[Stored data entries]
* * *

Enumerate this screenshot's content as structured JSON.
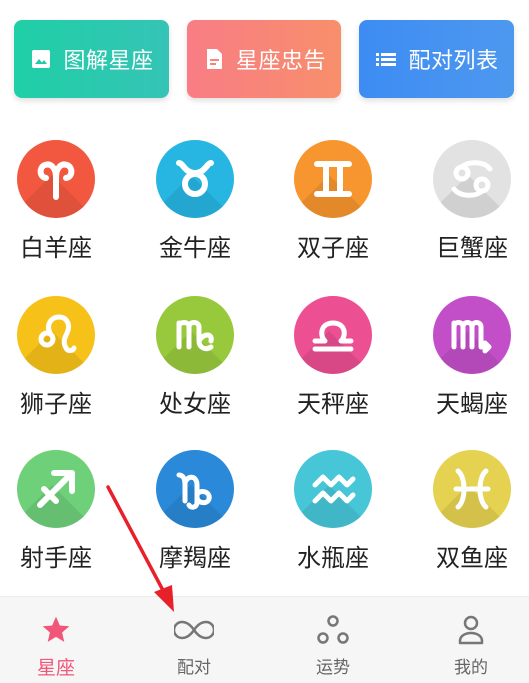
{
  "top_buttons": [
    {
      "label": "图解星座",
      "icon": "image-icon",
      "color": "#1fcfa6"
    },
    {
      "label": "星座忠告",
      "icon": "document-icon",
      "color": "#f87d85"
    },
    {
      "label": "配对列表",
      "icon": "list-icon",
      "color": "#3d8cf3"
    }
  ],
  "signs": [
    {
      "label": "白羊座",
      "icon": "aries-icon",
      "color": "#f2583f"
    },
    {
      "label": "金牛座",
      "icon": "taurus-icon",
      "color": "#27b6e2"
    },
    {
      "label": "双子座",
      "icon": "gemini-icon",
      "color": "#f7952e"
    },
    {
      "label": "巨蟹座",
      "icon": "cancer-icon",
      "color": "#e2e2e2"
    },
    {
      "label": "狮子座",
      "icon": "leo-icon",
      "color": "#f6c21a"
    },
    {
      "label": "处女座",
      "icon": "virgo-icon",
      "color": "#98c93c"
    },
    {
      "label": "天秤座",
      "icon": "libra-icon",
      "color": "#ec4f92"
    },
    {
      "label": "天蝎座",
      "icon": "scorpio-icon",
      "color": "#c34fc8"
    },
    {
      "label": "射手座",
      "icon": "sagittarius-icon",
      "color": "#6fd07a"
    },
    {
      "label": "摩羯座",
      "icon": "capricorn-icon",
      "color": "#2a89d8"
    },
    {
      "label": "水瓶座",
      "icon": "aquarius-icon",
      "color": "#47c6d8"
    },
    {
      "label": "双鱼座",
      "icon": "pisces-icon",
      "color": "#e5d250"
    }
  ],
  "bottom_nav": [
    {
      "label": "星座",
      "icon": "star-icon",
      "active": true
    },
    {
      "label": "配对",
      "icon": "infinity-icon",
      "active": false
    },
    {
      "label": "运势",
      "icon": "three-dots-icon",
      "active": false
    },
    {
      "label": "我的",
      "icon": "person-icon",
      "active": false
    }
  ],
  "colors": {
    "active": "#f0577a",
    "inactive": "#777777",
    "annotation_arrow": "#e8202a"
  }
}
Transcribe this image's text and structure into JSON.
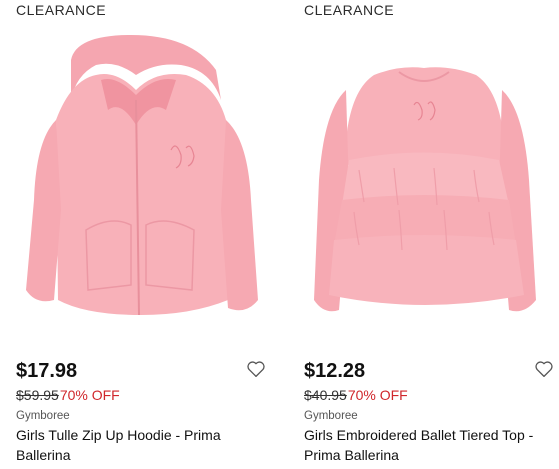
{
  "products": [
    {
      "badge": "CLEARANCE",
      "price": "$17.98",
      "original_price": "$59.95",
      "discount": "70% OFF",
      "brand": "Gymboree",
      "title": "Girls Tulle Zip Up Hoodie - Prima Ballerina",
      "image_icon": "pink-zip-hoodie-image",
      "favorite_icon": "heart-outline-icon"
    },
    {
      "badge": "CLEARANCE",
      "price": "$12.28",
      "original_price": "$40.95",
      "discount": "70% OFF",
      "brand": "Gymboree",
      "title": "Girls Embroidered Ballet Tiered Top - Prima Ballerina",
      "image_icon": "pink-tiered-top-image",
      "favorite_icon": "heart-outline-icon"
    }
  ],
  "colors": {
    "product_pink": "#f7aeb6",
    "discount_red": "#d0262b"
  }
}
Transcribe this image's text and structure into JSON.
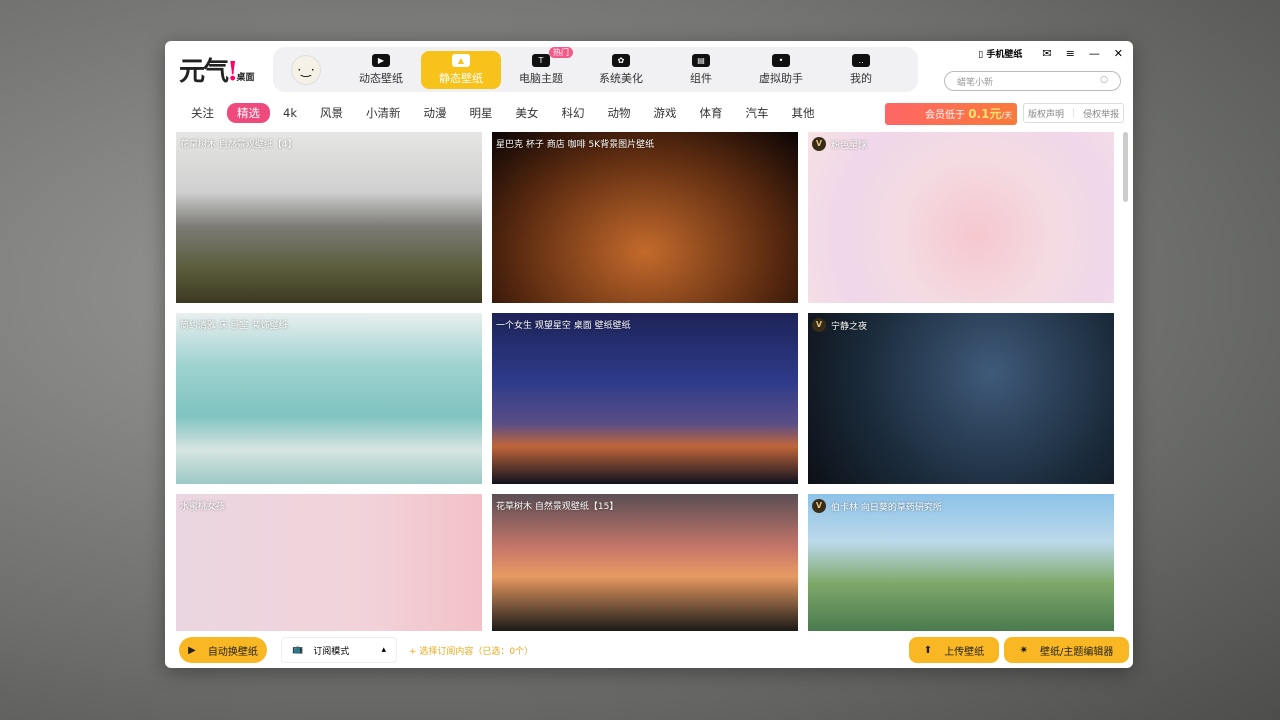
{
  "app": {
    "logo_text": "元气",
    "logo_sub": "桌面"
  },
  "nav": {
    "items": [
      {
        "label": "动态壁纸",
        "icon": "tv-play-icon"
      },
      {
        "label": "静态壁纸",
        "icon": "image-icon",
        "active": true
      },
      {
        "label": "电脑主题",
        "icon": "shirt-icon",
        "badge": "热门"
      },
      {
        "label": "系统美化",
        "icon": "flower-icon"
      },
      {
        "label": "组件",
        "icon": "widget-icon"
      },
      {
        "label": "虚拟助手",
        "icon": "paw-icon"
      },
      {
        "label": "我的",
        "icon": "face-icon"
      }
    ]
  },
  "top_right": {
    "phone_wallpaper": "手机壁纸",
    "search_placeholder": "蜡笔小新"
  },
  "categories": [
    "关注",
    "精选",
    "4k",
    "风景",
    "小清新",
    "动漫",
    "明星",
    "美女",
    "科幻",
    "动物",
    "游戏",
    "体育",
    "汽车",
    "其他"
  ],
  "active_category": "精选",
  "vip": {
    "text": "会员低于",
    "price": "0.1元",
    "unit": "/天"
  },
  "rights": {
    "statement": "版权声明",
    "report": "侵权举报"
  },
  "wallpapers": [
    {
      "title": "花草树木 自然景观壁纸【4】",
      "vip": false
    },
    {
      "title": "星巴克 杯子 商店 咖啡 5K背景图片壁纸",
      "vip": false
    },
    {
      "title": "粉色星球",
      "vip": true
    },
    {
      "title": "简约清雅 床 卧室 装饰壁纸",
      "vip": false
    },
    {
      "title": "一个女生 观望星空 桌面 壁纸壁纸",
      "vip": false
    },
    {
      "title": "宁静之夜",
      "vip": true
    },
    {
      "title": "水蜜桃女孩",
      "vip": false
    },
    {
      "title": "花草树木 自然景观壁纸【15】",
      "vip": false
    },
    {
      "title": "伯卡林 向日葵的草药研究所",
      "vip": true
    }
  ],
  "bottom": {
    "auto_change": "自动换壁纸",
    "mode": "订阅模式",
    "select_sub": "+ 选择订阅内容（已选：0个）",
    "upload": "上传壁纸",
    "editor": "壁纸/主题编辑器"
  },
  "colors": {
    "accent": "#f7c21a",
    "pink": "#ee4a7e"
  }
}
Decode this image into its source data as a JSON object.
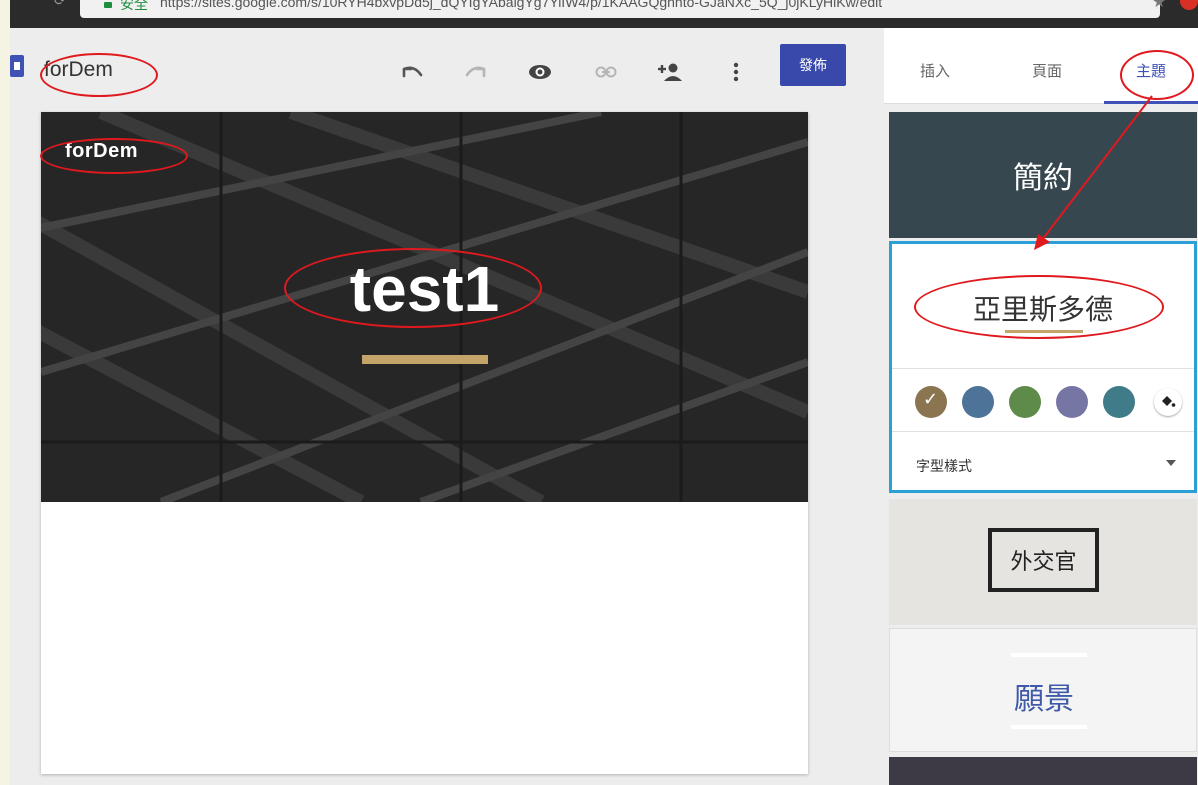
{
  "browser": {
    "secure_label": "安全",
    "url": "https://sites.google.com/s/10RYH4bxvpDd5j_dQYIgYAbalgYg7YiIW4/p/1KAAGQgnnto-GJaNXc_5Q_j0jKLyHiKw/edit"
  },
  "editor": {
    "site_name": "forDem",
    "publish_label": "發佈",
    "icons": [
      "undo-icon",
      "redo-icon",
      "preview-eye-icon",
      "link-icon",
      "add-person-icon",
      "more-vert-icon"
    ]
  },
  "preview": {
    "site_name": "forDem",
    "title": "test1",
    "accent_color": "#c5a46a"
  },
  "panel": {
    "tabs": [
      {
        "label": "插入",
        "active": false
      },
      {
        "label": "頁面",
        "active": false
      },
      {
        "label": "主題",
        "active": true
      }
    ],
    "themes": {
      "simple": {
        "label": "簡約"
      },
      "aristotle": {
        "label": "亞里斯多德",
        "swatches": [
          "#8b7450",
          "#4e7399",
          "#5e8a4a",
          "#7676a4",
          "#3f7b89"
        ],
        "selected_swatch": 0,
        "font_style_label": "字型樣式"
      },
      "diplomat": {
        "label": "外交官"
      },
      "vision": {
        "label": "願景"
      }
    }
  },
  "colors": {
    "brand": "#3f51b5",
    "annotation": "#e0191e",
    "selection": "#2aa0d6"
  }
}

* * *

*Requirements*. Looking at the records above, say how many lines hold the string "花草树木". Write nothing but the number.

*Output below*. 2